- [Aim]:
Filter the entries, keeping every line with the word "анализируемых".

- [The data]:
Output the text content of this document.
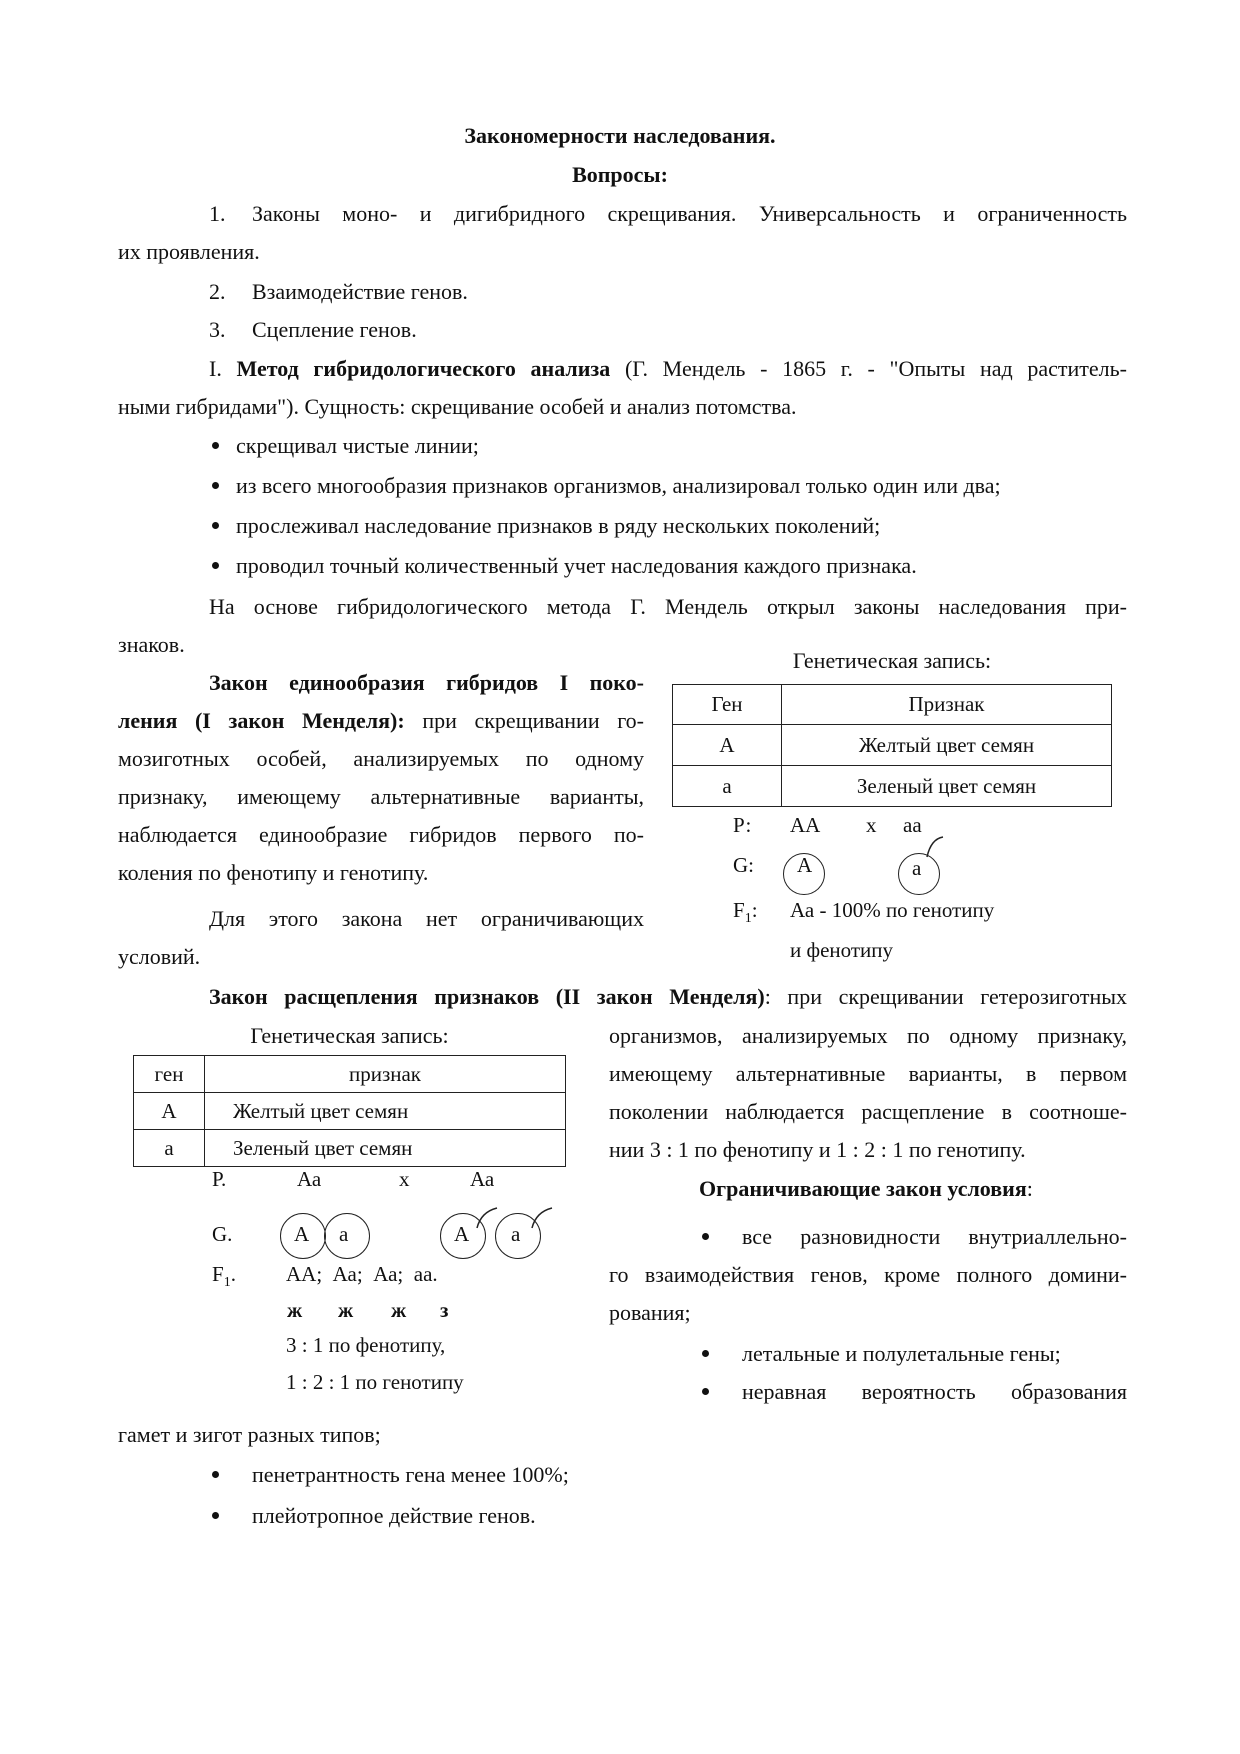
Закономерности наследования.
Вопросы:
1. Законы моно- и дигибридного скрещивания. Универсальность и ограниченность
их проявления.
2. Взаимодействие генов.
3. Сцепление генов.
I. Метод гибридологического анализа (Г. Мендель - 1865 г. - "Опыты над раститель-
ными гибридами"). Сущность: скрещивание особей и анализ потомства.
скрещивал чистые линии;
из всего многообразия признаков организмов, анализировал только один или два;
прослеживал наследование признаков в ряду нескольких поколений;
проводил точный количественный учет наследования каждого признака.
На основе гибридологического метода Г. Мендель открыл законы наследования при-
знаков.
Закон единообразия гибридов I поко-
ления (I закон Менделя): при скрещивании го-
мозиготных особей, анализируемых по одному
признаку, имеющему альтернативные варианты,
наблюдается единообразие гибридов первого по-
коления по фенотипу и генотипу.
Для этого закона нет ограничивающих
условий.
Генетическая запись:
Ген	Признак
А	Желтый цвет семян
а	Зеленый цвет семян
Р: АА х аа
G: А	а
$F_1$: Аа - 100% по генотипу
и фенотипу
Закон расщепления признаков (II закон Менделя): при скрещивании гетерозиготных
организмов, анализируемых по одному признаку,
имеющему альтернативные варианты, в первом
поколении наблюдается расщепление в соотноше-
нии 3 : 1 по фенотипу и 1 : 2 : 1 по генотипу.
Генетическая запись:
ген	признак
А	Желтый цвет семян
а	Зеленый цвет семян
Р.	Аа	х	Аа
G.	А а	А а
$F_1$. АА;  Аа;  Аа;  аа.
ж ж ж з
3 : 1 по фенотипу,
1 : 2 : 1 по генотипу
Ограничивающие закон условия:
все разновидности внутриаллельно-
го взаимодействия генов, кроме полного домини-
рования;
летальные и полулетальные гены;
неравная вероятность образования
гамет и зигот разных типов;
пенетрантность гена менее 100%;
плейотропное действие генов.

- [Solved exercise]:
мозиготных особей, анализируемых по одному
организмов, анализируемых по одному признаку,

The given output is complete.